Single out the lines that include the word "edilmiş". Copy them.

* Begin *

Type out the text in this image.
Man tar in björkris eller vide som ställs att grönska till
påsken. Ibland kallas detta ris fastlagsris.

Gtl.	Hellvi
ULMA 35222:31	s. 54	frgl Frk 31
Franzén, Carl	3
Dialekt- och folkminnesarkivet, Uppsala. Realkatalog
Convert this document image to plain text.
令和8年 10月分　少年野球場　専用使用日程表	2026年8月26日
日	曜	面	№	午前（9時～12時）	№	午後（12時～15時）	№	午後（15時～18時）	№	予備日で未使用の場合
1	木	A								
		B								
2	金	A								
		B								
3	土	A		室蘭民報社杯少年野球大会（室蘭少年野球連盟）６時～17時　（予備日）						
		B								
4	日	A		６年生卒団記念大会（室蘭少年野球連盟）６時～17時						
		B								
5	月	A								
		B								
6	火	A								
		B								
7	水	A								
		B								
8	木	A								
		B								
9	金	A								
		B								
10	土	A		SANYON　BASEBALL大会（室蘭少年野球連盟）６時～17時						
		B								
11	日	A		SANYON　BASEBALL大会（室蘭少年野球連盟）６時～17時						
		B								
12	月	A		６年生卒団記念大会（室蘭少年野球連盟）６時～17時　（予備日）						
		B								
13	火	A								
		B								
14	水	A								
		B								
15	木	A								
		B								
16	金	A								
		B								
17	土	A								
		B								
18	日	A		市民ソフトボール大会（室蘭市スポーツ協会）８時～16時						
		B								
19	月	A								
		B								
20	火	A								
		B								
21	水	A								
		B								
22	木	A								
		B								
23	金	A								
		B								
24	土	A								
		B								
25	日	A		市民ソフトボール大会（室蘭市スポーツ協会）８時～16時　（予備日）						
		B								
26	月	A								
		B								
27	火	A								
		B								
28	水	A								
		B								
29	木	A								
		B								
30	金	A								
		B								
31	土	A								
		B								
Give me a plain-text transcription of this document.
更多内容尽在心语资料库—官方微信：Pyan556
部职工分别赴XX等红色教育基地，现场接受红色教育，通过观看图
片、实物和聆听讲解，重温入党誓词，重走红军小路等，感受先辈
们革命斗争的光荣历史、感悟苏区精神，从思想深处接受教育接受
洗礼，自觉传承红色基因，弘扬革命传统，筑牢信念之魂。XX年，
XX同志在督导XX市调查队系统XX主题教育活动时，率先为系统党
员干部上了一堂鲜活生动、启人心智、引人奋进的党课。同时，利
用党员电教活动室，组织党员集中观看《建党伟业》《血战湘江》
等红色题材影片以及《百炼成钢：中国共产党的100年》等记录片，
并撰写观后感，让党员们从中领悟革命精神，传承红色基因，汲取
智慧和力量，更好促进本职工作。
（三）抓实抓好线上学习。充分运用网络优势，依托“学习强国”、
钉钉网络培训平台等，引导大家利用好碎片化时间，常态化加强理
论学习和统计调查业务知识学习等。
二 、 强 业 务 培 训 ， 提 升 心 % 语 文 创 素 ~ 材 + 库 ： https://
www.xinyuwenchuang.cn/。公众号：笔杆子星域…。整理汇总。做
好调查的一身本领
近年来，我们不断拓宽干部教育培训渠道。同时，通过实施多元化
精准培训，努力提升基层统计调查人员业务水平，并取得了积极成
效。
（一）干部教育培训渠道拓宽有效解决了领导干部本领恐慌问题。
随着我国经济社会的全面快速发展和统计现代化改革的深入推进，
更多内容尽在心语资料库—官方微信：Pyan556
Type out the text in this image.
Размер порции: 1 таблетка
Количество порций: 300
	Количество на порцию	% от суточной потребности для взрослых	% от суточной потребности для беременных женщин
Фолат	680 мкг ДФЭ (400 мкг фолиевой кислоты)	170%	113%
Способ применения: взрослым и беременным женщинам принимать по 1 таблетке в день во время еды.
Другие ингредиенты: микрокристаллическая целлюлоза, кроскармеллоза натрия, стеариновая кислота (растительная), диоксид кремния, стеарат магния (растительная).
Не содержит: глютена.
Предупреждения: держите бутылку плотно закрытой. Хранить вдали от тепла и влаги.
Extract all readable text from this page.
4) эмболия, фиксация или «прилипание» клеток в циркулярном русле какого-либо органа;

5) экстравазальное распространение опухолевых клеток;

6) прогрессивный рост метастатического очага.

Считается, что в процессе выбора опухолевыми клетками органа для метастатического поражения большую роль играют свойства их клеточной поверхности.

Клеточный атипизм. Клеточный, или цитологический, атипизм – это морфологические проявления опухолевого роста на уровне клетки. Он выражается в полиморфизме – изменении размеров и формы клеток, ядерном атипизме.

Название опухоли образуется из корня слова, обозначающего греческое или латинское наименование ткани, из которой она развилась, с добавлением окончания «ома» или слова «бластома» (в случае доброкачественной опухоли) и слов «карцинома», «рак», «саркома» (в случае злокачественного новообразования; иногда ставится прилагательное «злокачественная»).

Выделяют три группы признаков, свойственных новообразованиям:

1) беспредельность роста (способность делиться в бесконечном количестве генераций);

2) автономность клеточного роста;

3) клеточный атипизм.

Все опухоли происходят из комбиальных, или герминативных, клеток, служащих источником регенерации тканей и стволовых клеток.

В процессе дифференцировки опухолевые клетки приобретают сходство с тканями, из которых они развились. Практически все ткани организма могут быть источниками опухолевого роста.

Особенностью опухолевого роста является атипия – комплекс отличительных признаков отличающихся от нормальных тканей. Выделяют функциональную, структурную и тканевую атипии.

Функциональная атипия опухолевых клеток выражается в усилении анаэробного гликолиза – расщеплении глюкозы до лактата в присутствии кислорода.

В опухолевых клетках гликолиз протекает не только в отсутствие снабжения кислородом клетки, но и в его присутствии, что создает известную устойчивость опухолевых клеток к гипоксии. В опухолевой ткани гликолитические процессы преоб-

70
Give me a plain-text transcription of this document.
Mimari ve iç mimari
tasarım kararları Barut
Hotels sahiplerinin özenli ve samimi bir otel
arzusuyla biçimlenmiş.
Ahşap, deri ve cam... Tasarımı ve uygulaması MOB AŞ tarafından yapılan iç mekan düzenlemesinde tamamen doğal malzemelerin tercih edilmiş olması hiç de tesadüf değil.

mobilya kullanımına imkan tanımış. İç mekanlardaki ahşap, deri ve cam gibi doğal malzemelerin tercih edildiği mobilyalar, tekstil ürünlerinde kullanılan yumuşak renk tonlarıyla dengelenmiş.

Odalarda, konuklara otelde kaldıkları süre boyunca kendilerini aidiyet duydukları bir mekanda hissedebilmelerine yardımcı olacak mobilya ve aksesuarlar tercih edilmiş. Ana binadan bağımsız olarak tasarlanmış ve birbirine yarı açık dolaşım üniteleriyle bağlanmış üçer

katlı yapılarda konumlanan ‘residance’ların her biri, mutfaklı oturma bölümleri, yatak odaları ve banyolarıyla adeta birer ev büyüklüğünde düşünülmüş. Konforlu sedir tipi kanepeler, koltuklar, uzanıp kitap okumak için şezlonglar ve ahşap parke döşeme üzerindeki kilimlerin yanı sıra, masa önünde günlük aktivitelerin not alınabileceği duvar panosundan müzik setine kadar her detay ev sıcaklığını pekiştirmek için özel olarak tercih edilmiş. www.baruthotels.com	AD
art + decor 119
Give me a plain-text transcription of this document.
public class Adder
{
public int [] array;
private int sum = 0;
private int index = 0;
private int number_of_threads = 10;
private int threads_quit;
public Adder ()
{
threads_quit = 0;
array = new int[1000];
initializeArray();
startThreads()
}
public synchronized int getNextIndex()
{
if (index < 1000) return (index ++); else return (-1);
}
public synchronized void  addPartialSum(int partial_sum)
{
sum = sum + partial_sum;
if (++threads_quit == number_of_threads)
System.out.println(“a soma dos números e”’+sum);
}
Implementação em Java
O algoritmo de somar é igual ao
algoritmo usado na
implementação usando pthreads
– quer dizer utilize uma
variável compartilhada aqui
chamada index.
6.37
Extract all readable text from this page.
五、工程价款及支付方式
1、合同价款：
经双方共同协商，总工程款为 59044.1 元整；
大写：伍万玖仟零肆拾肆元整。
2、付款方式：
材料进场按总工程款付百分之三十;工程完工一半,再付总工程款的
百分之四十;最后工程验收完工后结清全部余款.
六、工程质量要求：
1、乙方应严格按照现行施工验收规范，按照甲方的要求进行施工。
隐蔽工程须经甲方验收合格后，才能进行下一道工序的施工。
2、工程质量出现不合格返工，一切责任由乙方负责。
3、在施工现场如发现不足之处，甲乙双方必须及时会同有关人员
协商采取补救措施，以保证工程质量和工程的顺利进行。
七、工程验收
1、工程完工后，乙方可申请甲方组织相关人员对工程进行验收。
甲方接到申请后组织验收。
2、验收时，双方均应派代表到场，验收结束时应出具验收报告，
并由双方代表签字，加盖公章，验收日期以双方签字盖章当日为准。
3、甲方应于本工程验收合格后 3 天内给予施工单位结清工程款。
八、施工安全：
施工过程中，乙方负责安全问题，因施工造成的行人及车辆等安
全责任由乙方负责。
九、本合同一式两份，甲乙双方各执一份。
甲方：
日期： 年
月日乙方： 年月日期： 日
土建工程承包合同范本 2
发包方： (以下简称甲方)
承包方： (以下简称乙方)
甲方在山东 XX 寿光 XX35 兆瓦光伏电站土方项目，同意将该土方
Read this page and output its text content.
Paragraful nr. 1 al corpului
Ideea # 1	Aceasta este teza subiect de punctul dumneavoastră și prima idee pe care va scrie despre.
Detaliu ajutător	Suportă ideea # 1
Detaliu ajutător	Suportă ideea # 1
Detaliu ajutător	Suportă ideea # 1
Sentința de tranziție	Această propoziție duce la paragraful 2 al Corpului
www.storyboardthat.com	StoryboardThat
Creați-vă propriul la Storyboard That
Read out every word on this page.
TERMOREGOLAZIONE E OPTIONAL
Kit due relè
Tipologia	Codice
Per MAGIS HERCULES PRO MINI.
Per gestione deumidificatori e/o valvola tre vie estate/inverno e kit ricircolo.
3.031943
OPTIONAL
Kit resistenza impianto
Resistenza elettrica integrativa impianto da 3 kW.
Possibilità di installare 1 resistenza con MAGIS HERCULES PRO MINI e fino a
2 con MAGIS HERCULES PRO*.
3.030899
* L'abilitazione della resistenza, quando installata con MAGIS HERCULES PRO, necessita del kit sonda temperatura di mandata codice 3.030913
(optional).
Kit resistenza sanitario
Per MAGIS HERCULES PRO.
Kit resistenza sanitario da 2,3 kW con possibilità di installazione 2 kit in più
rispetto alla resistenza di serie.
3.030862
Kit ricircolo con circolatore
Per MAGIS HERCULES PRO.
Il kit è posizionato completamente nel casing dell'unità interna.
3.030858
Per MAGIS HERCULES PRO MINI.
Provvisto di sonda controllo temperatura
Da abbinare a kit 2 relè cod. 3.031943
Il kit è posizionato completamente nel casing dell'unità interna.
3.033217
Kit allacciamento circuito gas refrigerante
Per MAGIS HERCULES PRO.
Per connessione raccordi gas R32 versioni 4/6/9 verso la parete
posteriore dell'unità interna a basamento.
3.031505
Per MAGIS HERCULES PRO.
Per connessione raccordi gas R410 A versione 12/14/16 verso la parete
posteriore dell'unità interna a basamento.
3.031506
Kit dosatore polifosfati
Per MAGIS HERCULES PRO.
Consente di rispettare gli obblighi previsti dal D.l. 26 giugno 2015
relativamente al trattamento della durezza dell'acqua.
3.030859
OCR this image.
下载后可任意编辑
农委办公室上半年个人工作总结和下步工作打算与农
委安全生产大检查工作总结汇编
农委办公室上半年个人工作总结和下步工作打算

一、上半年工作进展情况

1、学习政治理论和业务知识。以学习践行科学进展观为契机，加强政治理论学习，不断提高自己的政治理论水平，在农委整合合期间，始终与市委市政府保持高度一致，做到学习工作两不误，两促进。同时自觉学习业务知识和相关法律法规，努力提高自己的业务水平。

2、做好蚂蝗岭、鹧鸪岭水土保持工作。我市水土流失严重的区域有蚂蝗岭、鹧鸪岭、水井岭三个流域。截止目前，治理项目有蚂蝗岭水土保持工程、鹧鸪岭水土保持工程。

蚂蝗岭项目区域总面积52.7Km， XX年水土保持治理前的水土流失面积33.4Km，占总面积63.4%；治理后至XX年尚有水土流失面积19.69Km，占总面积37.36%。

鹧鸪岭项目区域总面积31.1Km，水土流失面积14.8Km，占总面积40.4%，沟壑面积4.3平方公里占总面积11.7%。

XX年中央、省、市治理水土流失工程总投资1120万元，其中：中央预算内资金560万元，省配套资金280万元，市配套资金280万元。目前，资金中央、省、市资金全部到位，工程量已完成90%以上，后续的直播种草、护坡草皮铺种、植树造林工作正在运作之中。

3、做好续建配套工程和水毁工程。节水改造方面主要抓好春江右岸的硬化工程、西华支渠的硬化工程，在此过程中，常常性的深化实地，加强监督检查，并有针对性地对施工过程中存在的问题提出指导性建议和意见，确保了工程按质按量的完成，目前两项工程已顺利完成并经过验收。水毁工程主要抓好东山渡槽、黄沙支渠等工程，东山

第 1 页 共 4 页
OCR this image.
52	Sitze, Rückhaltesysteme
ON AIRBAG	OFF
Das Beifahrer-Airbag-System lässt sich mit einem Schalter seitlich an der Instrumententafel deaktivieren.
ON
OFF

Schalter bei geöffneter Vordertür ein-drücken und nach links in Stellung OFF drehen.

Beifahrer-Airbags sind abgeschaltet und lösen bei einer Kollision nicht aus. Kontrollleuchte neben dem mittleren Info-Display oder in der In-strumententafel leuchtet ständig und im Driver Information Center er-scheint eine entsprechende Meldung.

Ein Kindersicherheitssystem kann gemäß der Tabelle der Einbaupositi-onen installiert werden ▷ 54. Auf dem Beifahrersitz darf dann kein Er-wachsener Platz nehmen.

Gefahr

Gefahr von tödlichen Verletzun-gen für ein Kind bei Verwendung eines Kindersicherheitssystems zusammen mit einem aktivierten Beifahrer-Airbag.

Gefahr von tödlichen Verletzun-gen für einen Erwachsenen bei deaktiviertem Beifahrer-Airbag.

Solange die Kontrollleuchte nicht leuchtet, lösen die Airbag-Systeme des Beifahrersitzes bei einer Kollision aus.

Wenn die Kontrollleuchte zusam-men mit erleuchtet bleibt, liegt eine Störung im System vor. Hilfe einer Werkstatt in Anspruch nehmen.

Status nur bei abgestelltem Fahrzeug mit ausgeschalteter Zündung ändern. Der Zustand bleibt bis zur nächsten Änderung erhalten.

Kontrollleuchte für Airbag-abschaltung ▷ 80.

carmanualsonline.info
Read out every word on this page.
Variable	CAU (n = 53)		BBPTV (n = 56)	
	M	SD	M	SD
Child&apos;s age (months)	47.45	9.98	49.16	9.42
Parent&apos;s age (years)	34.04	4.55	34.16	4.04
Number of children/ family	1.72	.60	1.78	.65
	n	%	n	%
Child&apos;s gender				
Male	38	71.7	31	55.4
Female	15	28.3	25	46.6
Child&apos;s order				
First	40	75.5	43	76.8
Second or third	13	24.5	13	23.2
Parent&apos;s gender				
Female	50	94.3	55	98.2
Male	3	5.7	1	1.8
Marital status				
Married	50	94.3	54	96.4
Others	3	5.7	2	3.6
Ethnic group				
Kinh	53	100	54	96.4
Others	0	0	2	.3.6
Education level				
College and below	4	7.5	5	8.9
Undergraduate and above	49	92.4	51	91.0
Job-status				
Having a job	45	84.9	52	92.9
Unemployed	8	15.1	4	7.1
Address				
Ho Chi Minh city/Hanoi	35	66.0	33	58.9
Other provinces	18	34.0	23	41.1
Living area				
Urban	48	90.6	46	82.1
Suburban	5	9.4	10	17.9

* End *

_Solution to this exercise_.
Ahşap, deri ve cam... Tasarımı ve uygulaması MOB AŞ tarafından yapılan iç mekan düzenlemesinde tamamen doğal malzemelerin tercih edilmiş olması hiç de tesadüf değil.
Odalarda, konuklara otelde kaldıkları süre boyunca kendilerini aidiyet duydukları bir mekanda hissedebilmelerine yardımcı olacak mobilya ve aksesuarlar tercih edilmiş. Ana binadan bağımsız olarak tasarlanmış ve birbirine yarı açık dolaşım üniteleriyle bağlanmış üçer
katlı yapılarda konumlanan ‘residance’ların her biri, mutfaklı oturma bölümleri, yatak odaları ve banyolarıyla adeta birer ev büyüklüğünde düşünülmüş. Konforlu sedir tipi kanepeler, koltuklar, uzanıp kitap okumak için şezlonglar ve ahşap parke döşeme üzerindeki kilimlerin yanı sıra, masa önünde günlük aktivitelerin not alınabileceği duvar panosundan müzik setine kadar her detay ev sıcaklığını pekiştirmek için özel olarak tercih edilmiş. www.baruthotels.com	AD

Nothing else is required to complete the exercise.